EXERCISE INSTRUCTIONS
Transcribe each record below word for word.

SOURCE RECORDS
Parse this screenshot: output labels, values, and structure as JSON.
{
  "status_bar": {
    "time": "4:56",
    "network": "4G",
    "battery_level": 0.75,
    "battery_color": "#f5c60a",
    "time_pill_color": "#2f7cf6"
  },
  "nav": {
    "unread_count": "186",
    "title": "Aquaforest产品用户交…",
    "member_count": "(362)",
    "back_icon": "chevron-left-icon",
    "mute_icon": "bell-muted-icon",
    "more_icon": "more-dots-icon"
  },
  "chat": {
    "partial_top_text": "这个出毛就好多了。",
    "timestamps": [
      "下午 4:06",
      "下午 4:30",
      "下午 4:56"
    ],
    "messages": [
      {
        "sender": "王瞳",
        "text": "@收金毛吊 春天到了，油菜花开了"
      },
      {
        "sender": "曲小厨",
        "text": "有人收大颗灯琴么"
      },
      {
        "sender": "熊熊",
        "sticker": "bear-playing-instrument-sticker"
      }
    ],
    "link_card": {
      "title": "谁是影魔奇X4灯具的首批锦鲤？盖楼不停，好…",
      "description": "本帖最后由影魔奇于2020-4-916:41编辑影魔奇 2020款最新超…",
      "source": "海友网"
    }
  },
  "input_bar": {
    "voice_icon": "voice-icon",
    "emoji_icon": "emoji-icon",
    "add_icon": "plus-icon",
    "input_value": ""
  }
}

THE SOLUTION
Parse this screenshot: output labels, values, and structure as JSON.
{
  "status_bar": {
    "time": "4:56",
    "network": "4G",
    "battery_level": 0.75,
    "battery_color": "#f5c60a",
    "time_pill_color": "#2f7cf6"
  },
  "nav": {
    "unread_count": "186",
    "title": "Aquaforest产品用户交…",
    "member_count": "(362)",
    "back_icon": "chevron-left-icon",
    "mute_icon": "bell-muted-icon",
    "more_icon": "more-dots-icon"
  },
  "chat": {
    "partial_top_text": "这个出毛就好多了。",
    "timestamps": [
      "下午 4:06",
      "下午 4:30",
      "下午 4:56"
    ],
    "messages": [
      {
        "sender": "王瞳",
        "text": "@收金毛吊 春天到了，油菜花开了"
      },
      {
        "sender": "曲小厨",
        "text": "有人收大颗灯琴么"
      },
      {
        "sender": "熊熊",
        "sticker": "bear-playing-instrument-sticker"
      }
    ],
    "link_card": {
      "title": "谁是影魔奇X4灯具的首批锦鲤？盖楼不停，好…",
      "description": "本帖最后由影魔奇于2020-4-916:41编辑影魔奇 2020款最新超…",
      "source": "海友网"
    }
  },
  "input_bar": {
    "voice_icon": "voice-icon",
    "emoji_icon": "emoji-icon",
    "add_icon": "plus-icon",
    "input_value": ""
  }
}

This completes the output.